Objective
Exclude the pictures, then repeat the remaining data exactly.

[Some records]
==========
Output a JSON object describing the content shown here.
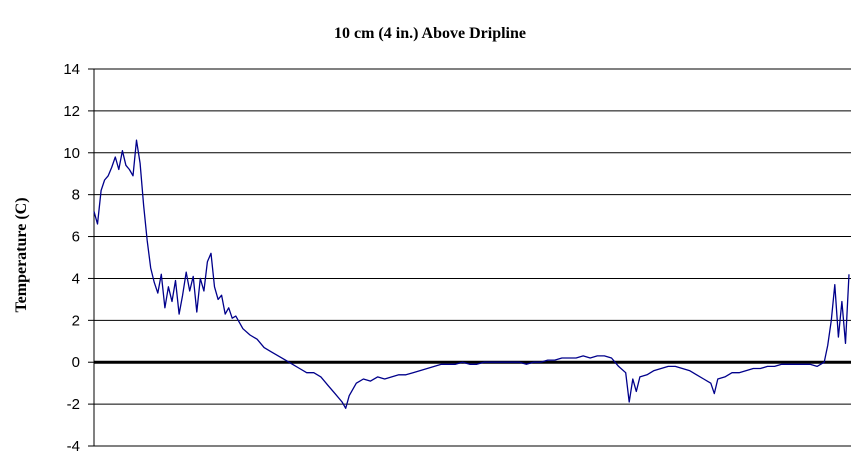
{
  "chart_data": {
    "type": "line",
    "title": "10 cm (4 in.) Above Dripline",
    "xlabel": "",
    "ylabel": "Temperature (C)",
    "ylim": [
      -4,
      14
    ],
    "yticks": [
      14,
      12,
      10,
      8,
      6,
      4,
      2,
      0,
      -2,
      -4
    ],
    "grid": true,
    "legend": "none",
    "line_color": "#00008b",
    "series": [
      {
        "values": [
          [
            0,
            7.2
          ],
          [
            0.5,
            6.6
          ],
          [
            1,
            8.2
          ],
          [
            1.5,
            8.7
          ],
          [
            2,
            8.9
          ],
          [
            2.5,
            9.3
          ],
          [
            3,
            9.8
          ],
          [
            3.5,
            9.2
          ],
          [
            4,
            10.1
          ],
          [
            4.5,
            9.4
          ],
          [
            5,
            9.2
          ],
          [
            5.5,
            8.9
          ],
          [
            6,
            10.6
          ],
          [
            6.5,
            9.5
          ],
          [
            7,
            7.5
          ],
          [
            7.5,
            5.8
          ],
          [
            8,
            4.5
          ],
          [
            8.5,
            3.8
          ],
          [
            9,
            3.3
          ],
          [
            9.5,
            4.2
          ],
          [
            10,
            2.6
          ],
          [
            10.5,
            3.6
          ],
          [
            11,
            2.9
          ],
          [
            11.5,
            3.9
          ],
          [
            12,
            2.3
          ],
          [
            12.5,
            3.2
          ],
          [
            13,
            4.3
          ],
          [
            13.5,
            3.4
          ],
          [
            14,
            4.1
          ],
          [
            14.5,
            2.4
          ],
          [
            15,
            4.0
          ],
          [
            15.5,
            3.4
          ],
          [
            16,
            4.8
          ],
          [
            16.5,
            5.2
          ],
          [
            17,
            3.6
          ],
          [
            17.5,
            3.0
          ],
          [
            18,
            3.2
          ],
          [
            18.5,
            2.3
          ],
          [
            19,
            2.6
          ],
          [
            19.5,
            2.1
          ],
          [
            20,
            2.2
          ],
          [
            21,
            1.6
          ],
          [
            22,
            1.3
          ],
          [
            23,
            1.1
          ],
          [
            24,
            0.7
          ],
          [
            25,
            0.5
          ],
          [
            26,
            0.3
          ],
          [
            27,
            0.1
          ],
          [
            28,
            -0.1
          ],
          [
            29,
            -0.3
          ],
          [
            30,
            -0.5
          ],
          [
            31,
            -0.5
          ],
          [
            32,
            -0.7
          ],
          [
            33,
            -1.1
          ],
          [
            34,
            -1.5
          ],
          [
            35,
            -1.9
          ],
          [
            35.5,
            -2.2
          ],
          [
            36,
            -1.6
          ],
          [
            37,
            -1.0
          ],
          [
            38,
            -0.8
          ],
          [
            39,
            -0.9
          ],
          [
            40,
            -0.7
          ],
          [
            41,
            -0.8
          ],
          [
            42,
            -0.7
          ],
          [
            43,
            -0.6
          ],
          [
            44,
            -0.6
          ],
          [
            45,
            -0.5
          ],
          [
            46,
            -0.4
          ],
          [
            47,
            -0.3
          ],
          [
            48,
            -0.2
          ],
          [
            49,
            -0.1
          ],
          [
            50,
            -0.1
          ],
          [
            51,
            -0.1
          ],
          [
            52,
            0.0
          ],
          [
            53,
            -0.1
          ],
          [
            54,
            -0.1
          ],
          [
            55,
            0.0
          ],
          [
            56,
            0.0
          ],
          [
            57,
            0.0
          ],
          [
            58,
            0.0
          ],
          [
            59,
            0.0
          ],
          [
            60,
            0.0
          ],
          [
            61,
            -0.1
          ],
          [
            62,
            0.0
          ],
          [
            63,
            0.0
          ],
          [
            64,
            0.1
          ],
          [
            65,
            0.1
          ],
          [
            66,
            0.2
          ],
          [
            67,
            0.2
          ],
          [
            68,
            0.2
          ],
          [
            69,
            0.3
          ],
          [
            70,
            0.2
          ],
          [
            71,
            0.3
          ],
          [
            72,
            0.3
          ],
          [
            73,
            0.2
          ],
          [
            74,
            -0.2
          ],
          [
            75,
            -0.5
          ],
          [
            75.5,
            -1.9
          ],
          [
            76,
            -0.8
          ],
          [
            76.5,
            -1.4
          ],
          [
            77,
            -0.7
          ],
          [
            78,
            -0.6
          ],
          [
            79,
            -0.4
          ],
          [
            80,
            -0.3
          ],
          [
            81,
            -0.2
          ],
          [
            82,
            -0.2
          ],
          [
            83,
            -0.3
          ],
          [
            84,
            -0.4
          ],
          [
            85,
            -0.6
          ],
          [
            86,
            -0.8
          ],
          [
            87,
            -1.0
          ],
          [
            87.5,
            -1.5
          ],
          [
            88,
            -0.8
          ],
          [
            89,
            -0.7
          ],
          [
            90,
            -0.5
          ],
          [
            91,
            -0.5
          ],
          [
            92,
            -0.4
          ],
          [
            93,
            -0.3
          ],
          [
            94,
            -0.3
          ],
          [
            95,
            -0.2
          ],
          [
            96,
            -0.2
          ],
          [
            97,
            -0.1
          ],
          [
            98,
            -0.1
          ],
          [
            99,
            -0.1
          ],
          [
            100,
            -0.1
          ],
          [
            101,
            -0.1
          ],
          [
            102,
            -0.2
          ],
          [
            103,
            0.0
          ],
          [
            103.5,
            0.8
          ],
          [
            104,
            2.0
          ],
          [
            104.5,
            3.7
          ],
          [
            105,
            1.2
          ],
          [
            105.5,
            2.9
          ],
          [
            106,
            0.9
          ],
          [
            106.5,
            4.2
          ]
        ]
      }
    ]
  }
}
==========
Result
Output a JSON object describing the content shown here.
{
  "chart_data": {
    "type": "line",
    "title": "10 cm (4 in.) Above Dripline",
    "xlabel": "",
    "ylabel": "Temperature (C)",
    "ylim": [
      -4,
      14
    ],
    "yticks": [
      14,
      12,
      10,
      8,
      6,
      4,
      2,
      0,
      -2,
      -4
    ],
    "grid": true,
    "legend": "none",
    "line_color": "#00008b",
    "series": [
      {
        "values": [
          [
            0,
            7.2
          ],
          [
            0.5,
            6.6
          ],
          [
            1,
            8.2
          ],
          [
            1.5,
            8.7
          ],
          [
            2,
            8.9
          ],
          [
            2.5,
            9.3
          ],
          [
            3,
            9.8
          ],
          [
            3.5,
            9.2
          ],
          [
            4,
            10.1
          ],
          [
            4.5,
            9.4
          ],
          [
            5,
            9.2
          ],
          [
            5.5,
            8.9
          ],
          [
            6,
            10.6
          ],
          [
            6.5,
            9.5
          ],
          [
            7,
            7.5
          ],
          [
            7.5,
            5.8
          ],
          [
            8,
            4.5
          ],
          [
            8.5,
            3.8
          ],
          [
            9,
            3.3
          ],
          [
            9.5,
            4.2
          ],
          [
            10,
            2.6
          ],
          [
            10.5,
            3.6
          ],
          [
            11,
            2.9
          ],
          [
            11.5,
            3.9
          ],
          [
            12,
            2.3
          ],
          [
            12.5,
            3.2
          ],
          [
            13,
            4.3
          ],
          [
            13.5,
            3.4
          ],
          [
            14,
            4.1
          ],
          [
            14.5,
            2.4
          ],
          [
            15,
            4.0
          ],
          [
            15.5,
            3.4
          ],
          [
            16,
            4.8
          ],
          [
            16.5,
            5.2
          ],
          [
            17,
            3.6
          ],
          [
            17.5,
            3.0
          ],
          [
            18,
            3.2
          ],
          [
            18.5,
            2.3
          ],
          [
            19,
            2.6
          ],
          [
            19.5,
            2.1
          ],
          [
            20,
            2.2
          ],
          [
            21,
            1.6
          ],
          [
            22,
            1.3
          ],
          [
            23,
            1.1
          ],
          [
            24,
            0.7
          ],
          [
            25,
            0.5
          ],
          [
            26,
            0.3
          ],
          [
            27,
            0.1
          ],
          [
            28,
            -0.1
          ],
          [
            29,
            -0.3
          ],
          [
            30,
            -0.5
          ],
          [
            31,
            -0.5
          ],
          [
            32,
            -0.7
          ],
          [
            33,
            -1.1
          ],
          [
            34,
            -1.5
          ],
          [
            35,
            -1.9
          ],
          [
            35.5,
            -2.2
          ],
          [
            36,
            -1.6
          ],
          [
            37,
            -1.0
          ],
          [
            38,
            -0.8
          ],
          [
            39,
            -0.9
          ],
          [
            40,
            -0.7
          ],
          [
            41,
            -0.8
          ],
          [
            42,
            -0.7
          ],
          [
            43,
            -0.6
          ],
          [
            44,
            -0.6
          ],
          [
            45,
            -0.5
          ],
          [
            46,
            -0.4
          ],
          [
            47,
            -0.3
          ],
          [
            48,
            -0.2
          ],
          [
            49,
            -0.1
          ],
          [
            50,
            -0.1
          ],
          [
            51,
            -0.1
          ],
          [
            52,
            0.0
          ],
          [
            53,
            -0.1
          ],
          [
            54,
            -0.1
          ],
          [
            55,
            0.0
          ],
          [
            56,
            0.0
          ],
          [
            57,
            0.0
          ],
          [
            58,
            0.0
          ],
          [
            59,
            0.0
          ],
          [
            60,
            0.0
          ],
          [
            61,
            -0.1
          ],
          [
            62,
            0.0
          ],
          [
            63,
            0.0
          ],
          [
            64,
            0.1
          ],
          [
            65,
            0.1
          ],
          [
            66,
            0.2
          ],
          [
            67,
            0.2
          ],
          [
            68,
            0.2
          ],
          [
            69,
            0.3
          ],
          [
            70,
            0.2
          ],
          [
            71,
            0.3
          ],
          [
            72,
            0.3
          ],
          [
            73,
            0.2
          ],
          [
            74,
            -0.2
          ],
          [
            75,
            -0.5
          ],
          [
            75.5,
            -1.9
          ],
          [
            76,
            -0.8
          ],
          [
            76.5,
            -1.4
          ],
          [
            77,
            -0.7
          ],
          [
            78,
            -0.6
          ],
          [
            79,
            -0.4
          ],
          [
            80,
            -0.3
          ],
          [
            81,
            -0.2
          ],
          [
            82,
            -0.2
          ],
          [
            83,
            -0.3
          ],
          [
            84,
            -0.4
          ],
          [
            85,
            -0.6
          ],
          [
            86,
            -0.8
          ],
          [
            87,
            -1.0
          ],
          [
            87.5,
            -1.5
          ],
          [
            88,
            -0.8
          ],
          [
            89,
            -0.7
          ],
          [
            90,
            -0.5
          ],
          [
            91,
            -0.5
          ],
          [
            92,
            -0.4
          ],
          [
            93,
            -0.3
          ],
          [
            94,
            -0.3
          ],
          [
            95,
            -0.2
          ],
          [
            96,
            -0.2
          ],
          [
            97,
            -0.1
          ],
          [
            98,
            -0.1
          ],
          [
            99,
            -0.1
          ],
          [
            100,
            -0.1
          ],
          [
            101,
            -0.1
          ],
          [
            102,
            -0.2
          ],
          [
            103,
            0.0
          ],
          [
            103.5,
            0.8
          ],
          [
            104,
            2.0
          ],
          [
            104.5,
            3.7
          ],
          [
            105,
            1.2
          ],
          [
            105.5,
            2.9
          ],
          [
            106,
            0.9
          ],
          [
            106.5,
            4.2
          ]
        ]
      }
    ]
  }
}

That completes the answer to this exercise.